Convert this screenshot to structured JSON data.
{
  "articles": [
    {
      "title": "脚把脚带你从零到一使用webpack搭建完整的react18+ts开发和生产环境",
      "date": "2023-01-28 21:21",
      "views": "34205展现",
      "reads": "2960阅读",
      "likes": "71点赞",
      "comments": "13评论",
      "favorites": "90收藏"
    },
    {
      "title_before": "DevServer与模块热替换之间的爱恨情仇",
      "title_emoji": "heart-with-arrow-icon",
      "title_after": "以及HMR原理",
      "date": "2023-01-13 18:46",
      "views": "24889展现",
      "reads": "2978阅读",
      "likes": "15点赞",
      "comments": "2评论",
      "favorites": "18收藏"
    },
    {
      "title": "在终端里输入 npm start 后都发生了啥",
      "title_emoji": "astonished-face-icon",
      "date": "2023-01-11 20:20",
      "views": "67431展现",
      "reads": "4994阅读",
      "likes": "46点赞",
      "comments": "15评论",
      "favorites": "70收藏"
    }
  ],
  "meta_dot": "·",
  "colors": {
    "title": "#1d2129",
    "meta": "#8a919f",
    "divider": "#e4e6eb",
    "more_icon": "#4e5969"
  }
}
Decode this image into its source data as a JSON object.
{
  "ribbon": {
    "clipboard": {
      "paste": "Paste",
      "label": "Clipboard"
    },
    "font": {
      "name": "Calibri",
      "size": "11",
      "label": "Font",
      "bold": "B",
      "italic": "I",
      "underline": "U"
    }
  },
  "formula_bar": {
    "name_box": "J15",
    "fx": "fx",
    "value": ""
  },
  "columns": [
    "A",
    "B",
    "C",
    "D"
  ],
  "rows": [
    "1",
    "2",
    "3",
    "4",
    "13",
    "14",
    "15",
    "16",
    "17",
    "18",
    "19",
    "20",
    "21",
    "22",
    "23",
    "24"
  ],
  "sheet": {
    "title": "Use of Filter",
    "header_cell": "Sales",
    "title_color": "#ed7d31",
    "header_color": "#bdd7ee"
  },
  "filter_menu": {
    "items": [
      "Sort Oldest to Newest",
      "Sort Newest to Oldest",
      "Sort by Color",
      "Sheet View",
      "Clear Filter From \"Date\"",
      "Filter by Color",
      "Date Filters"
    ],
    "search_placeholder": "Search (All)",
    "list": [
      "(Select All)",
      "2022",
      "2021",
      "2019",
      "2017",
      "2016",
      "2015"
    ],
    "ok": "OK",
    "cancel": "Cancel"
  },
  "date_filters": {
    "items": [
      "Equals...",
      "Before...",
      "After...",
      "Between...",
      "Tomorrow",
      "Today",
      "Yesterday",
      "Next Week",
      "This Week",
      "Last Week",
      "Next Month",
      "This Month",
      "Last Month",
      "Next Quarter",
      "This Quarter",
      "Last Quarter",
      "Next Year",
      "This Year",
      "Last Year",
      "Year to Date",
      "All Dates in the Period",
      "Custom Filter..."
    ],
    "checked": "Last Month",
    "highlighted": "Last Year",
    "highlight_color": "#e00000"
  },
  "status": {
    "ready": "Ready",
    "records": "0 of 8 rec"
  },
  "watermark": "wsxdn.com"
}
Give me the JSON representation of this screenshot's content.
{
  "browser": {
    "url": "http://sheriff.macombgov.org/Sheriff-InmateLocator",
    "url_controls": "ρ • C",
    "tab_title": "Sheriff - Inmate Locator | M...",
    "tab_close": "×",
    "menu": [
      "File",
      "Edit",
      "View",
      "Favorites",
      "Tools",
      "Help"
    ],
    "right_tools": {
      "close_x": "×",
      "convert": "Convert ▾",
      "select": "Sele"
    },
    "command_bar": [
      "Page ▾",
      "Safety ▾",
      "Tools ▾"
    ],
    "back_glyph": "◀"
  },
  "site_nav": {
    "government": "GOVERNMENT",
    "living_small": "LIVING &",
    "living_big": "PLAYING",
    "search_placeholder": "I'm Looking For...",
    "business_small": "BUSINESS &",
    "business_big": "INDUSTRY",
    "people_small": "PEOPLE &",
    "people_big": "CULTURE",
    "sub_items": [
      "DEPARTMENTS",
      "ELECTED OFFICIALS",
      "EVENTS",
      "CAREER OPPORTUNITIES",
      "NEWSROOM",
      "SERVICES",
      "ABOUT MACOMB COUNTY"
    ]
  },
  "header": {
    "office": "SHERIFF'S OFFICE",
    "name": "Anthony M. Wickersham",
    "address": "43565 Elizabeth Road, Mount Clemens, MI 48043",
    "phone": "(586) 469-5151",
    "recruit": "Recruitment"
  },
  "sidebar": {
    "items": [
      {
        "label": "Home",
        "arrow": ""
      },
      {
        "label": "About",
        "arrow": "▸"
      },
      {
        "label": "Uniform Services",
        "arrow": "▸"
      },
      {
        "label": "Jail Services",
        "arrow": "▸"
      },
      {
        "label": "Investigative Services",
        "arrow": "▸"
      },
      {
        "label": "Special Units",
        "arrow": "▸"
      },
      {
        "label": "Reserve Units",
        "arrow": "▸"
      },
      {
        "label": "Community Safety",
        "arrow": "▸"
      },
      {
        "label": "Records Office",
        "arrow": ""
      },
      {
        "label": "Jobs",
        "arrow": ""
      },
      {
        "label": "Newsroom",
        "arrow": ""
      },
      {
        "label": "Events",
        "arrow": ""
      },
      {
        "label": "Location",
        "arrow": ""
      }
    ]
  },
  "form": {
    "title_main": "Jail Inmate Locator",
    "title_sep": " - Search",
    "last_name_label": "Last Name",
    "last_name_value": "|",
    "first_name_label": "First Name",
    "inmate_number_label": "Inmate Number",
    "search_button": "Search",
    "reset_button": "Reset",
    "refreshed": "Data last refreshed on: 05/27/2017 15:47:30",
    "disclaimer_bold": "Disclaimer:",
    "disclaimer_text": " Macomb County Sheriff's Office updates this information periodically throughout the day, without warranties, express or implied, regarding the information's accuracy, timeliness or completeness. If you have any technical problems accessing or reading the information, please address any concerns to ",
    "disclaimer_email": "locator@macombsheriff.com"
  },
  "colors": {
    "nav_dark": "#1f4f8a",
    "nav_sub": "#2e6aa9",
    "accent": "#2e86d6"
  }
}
=-=-=-=-=
→ Goal: Return the entries in full, keeping every line exactly as it is.

→ Answer for this exercise:
Convert this screenshot to structured JSON data.
{
  "articles": [
    {
      "title": "脚把脚带你从零到一使用webpack搭建完整的react18+ts开发和生产环境",
      "date": "2023-01-28 21:21",
      "views": "34205展现",
      "reads": "2960阅读",
      "likes": "71点赞",
      "comments": "13评论",
      "favorites": "90收藏"
    },
    {
      "title_before": "DevServer与模块热替换之间的爱恨情仇",
      "title_emoji": "heart-with-arrow-icon",
      "title_after": "以及HMR原理",
      "date": "2023-01-13 18:46",
      "views": "24889展现",
      "reads": "2978阅读",
      "likes": "15点赞",
      "comments": "2评论",
      "favorites": "18收藏"
    },
    {
      "title": "在终端里输入 npm start 后都发生了啥",
      "title_emoji": "astonished-face-icon",
      "date": "2023-01-11 20:20",
      "views": "67431展现",
      "reads": "4994阅读",
      "likes": "46点赞",
      "comments": "15评论",
      "favorites": "70收藏"
    }
  ],
  "meta_dot": "·",
  "colors": {
    "title": "#1d2129",
    "meta": "#8a919f",
    "divider": "#e4e6eb",
    "more_icon": "#4e5969"
  }
}
Decode this image into its source data as a JSON object.
{
  "ribbon": {
    "clipboard": {
      "paste": "Paste",
      "label": "Clipboard"
    },
    "font": {
      "name": "Calibri",
      "size": "11",
      "label": "Font",
      "bold": "B",
      "italic": "I",
      "underline": "U"
    }
  },
  "formula_bar": {
    "name_box": "J15",
    "fx": "fx",
    "value": ""
  },
  "columns": [
    "A",
    "B",
    "C",
    "D"
  ],
  "rows": [
    "1",
    "2",
    "3",
    "4",
    "13",
    "14",
    "15",
    "16",
    "17",
    "18",
    "19",
    "20",
    "21",
    "22",
    "23",
    "24"
  ],
  "sheet": {
    "title": "Use of Filter",
    "header_cell": "Sales",
    "title_color": "#ed7d31",
    "header_color": "#bdd7ee"
  },
  "filter_menu": {
    "items": [
      "Sort Oldest to Newest",
      "Sort Newest to Oldest",
      "Sort by Color",
      "Sheet View",
      "Clear Filter From \"Date\"",
      "Filter by Color",
      "Date Filters"
    ],
    "search_placeholder": "Search (All)",
    "list": [
      "(Select All)",
      "2022",
      "2021",
      "2019",
      "2017",
      "2016",
      "2015"
    ],
    "ok": "OK",
    "cancel": "Cancel"
  },
  "date_filters": {
    "items": [
      "Equals...",
      "Before...",
      "After...",
      "Between...",
      "Tomorrow",
      "Today",
      "Yesterday",
      "Next Week",
      "This Week",
      "Last Week",
      "Next Month",
      "This Month",
      "Last Month",
      "Next Quarter",
      "This Quarter",
      "Last Quarter",
      "Next Year",
      "This Year",
      "Last Year",
      "Year to Date",
      "All Dates in the Period",
      "Custom Filter..."
    ],
    "checked": "Last Month",
    "highlighted": "Last Year",
    "highlight_color": "#e00000"
  },
  "status": {
    "ready": "Ready",
    "records": "0 of 8 rec"
  },
  "watermark": "wsxdn.com"
}
Give me the JSON representation of this screenshot's content.
{
  "browser": {
    "url": "http://sheriff.macombgov.org/Sheriff-InmateLocator",
    "url_controls": "ρ • C",
    "tab_title": "Sheriff - Inmate Locator | M...",
    "tab_close": "×",
    "menu": [
      "File",
      "Edit",
      "View",
      "Favorites",
      "Tools",
      "Help"
    ],
    "right_tools": {
      "close_x": "×",
      "convert": "Convert ▾",
      "select": "Sele"
    },
    "command_bar": [
      "Page ▾",
      "Safety ▾",
      "Tools ▾"
    ],
    "back_glyph": "◀"
  },
  "site_nav": {
    "government": "GOVERNMENT",
    "living_small": "LIVING &",
    "living_big": "PLAYING",
    "search_placeholder": "I'm Looking For...",
    "business_small": "BUSINESS &",
    "business_big": "INDUSTRY",
    "people_small": "PEOPLE &",
    "people_big": "CULTURE",
    "sub_items": [
      "DEPARTMENTS",
      "ELECTED OFFICIALS",
      "EVENTS",
      "CAREER OPPORTUNITIES",
      "NEWSROOM",
      "SERVICES",
      "ABOUT MACOMB COUNTY"
    ]
  },
  "header": {
    "office": "SHERIFF'S OFFICE",
    "name": "Anthony M. Wickersham",
    "address": "43565 Elizabeth Road, Mount Clemens, MI 48043",
    "phone": "(586) 469-5151",
    "recruit": "Recruitment"
  },
  "sidebar": {
    "items": [
      {
        "label": "Home",
        "arrow": ""
      },
      {
        "label": "About",
        "arrow": "▸"
      },
      {
        "label": "Uniform Services",
        "arrow": "▸"
      },
      {
        "label": "Jail Services",
        "arrow": "▸"
      },
      {
        "label": "Investigative Services",
        "arrow": "▸"
      },
      {
        "label": "Special Units",
        "arrow": "▸"
      },
      {
        "label": "Reserve Units",
        "arrow": "▸"
      },
      {
        "label": "Community Safety",
        "arrow": "▸"
      },
      {
        "label": "Records Office",
        "arrow": ""
      },
      {
        "label": "Jobs",
        "arrow": ""
      },
      {
        "label": "Newsroom",
        "arrow": ""
      },
      {
        "label": "Events",
        "arrow": ""
      },
      {
        "label": "Location",
        "arrow": ""
      }
    ]
  },
  "form": {
    "title_main": "Jail Inmate Locator",
    "title_sep": " - Search",
    "last_name_label": "Last Name",
    "last_name_value": "|",
    "first_name_label": "First Name",
    "inmate_number_label": "Inmate Number",
    "search_button": "Search",
    "reset_button": "Reset",
    "refreshed": "Data last refreshed on: 05/27/2017 15:47:30",
    "disclaimer_bold": "Disclaimer:",
    "disclaimer_text": " Macomb County Sheriff's Office updates this information periodically throughout the day, without warranties, express or implied, regarding the information's accuracy, timeliness or completeness. If you have any technical problems accessing or reading the information, please address any concerns to ",
    "disclaimer_email": "locator@macombsheriff.com"
  },
  "colors": {
    "nav_dark": "#1f4f8a",
    "nav_sub": "#2e6aa9",
    "accent": "#2e86d6"
  }
}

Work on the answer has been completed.